═══ GIVEN INFORMATION ═══

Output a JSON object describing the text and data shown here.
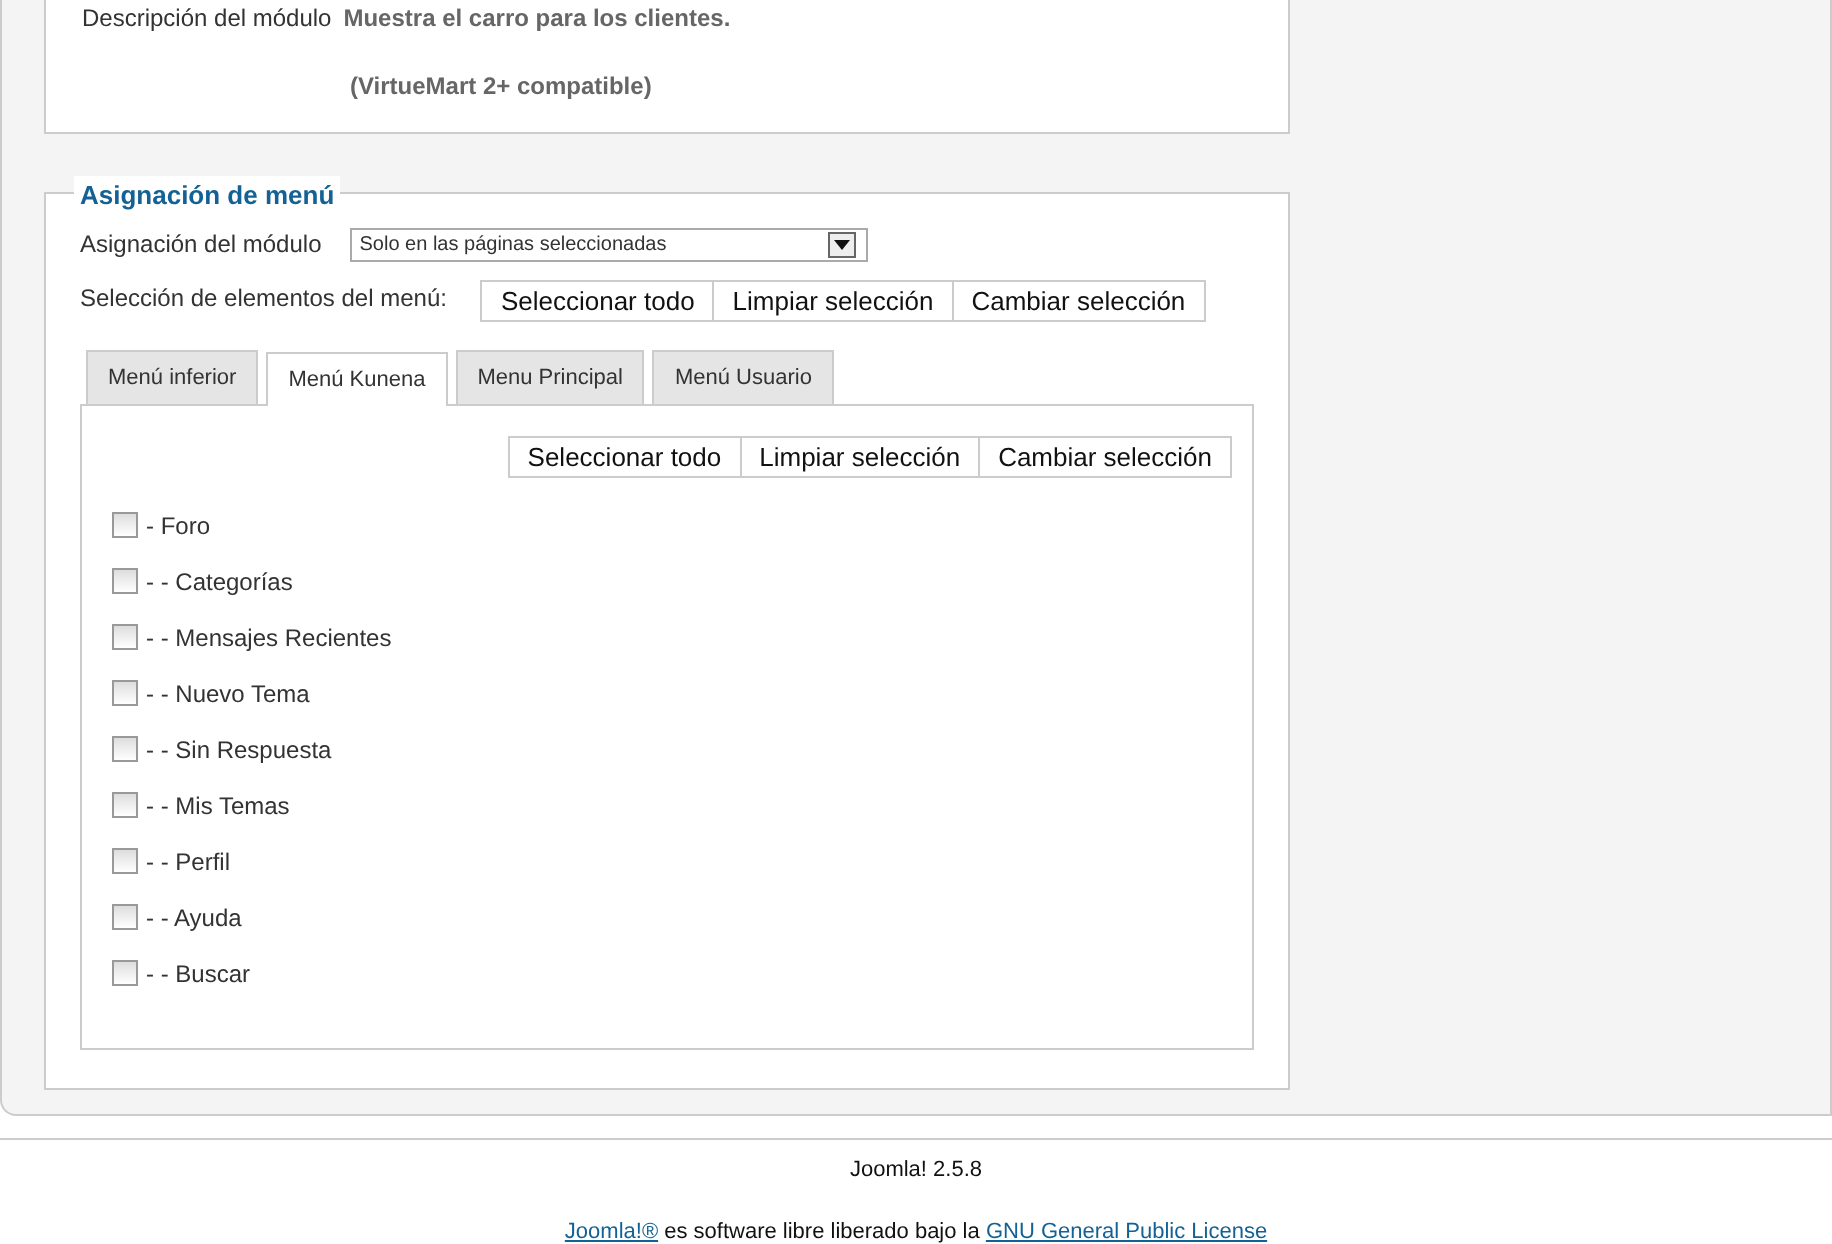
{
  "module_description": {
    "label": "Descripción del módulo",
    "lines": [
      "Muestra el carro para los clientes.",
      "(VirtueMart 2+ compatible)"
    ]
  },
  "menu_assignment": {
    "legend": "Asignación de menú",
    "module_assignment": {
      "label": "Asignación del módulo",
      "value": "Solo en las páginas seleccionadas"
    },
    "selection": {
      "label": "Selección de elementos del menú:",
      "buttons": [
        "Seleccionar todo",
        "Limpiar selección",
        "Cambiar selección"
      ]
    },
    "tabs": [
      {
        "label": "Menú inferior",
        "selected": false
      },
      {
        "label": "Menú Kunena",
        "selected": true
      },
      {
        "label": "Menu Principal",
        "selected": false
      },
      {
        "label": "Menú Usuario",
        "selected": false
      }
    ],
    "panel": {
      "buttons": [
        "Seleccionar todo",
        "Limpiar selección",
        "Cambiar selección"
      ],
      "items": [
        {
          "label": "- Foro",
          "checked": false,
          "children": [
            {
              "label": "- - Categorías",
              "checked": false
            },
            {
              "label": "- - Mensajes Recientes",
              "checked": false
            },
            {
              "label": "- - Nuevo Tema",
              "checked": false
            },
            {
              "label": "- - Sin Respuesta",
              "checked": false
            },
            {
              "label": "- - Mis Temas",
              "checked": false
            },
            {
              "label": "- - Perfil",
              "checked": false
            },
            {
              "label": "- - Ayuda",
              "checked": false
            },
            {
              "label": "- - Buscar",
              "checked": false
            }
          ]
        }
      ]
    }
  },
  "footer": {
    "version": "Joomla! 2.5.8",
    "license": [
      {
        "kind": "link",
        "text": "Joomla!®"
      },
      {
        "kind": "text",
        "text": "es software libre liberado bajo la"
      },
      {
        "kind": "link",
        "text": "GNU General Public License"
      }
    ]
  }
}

═══
═══ GIVEN INFORMATION ═══

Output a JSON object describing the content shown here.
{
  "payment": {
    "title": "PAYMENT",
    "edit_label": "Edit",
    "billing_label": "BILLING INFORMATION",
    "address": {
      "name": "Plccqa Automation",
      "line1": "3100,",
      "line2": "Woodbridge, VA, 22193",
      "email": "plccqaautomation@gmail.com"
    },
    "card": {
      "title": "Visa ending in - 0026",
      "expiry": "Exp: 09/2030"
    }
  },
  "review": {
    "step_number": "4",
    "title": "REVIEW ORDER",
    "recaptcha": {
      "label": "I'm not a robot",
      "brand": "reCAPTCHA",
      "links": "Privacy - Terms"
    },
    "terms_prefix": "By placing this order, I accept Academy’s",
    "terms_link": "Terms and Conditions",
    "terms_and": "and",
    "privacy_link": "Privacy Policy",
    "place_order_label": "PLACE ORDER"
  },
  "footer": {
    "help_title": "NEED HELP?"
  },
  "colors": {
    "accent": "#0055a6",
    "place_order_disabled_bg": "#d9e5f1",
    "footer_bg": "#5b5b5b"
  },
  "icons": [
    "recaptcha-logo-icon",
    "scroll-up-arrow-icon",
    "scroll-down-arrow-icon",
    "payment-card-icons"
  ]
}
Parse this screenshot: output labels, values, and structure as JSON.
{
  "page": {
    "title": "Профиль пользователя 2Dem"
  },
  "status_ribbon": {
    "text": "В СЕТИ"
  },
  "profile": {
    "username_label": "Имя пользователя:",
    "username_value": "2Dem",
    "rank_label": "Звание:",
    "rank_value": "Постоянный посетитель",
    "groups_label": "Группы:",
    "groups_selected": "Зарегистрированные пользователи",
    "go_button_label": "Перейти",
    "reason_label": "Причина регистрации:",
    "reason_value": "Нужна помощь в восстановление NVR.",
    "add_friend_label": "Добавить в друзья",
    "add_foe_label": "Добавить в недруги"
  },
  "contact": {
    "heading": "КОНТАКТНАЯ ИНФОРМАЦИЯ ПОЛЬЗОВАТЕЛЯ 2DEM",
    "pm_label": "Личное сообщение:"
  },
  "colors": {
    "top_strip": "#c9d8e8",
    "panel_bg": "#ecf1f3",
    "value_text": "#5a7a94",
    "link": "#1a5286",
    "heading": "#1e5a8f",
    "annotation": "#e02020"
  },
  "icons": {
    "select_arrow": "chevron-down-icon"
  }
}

═══

TO DO:
Identify and copy lines that hold the string "here".

RESPONSE:
Output a JSON object describing the text and data shown here.
Output a JSON object describing the content shown here.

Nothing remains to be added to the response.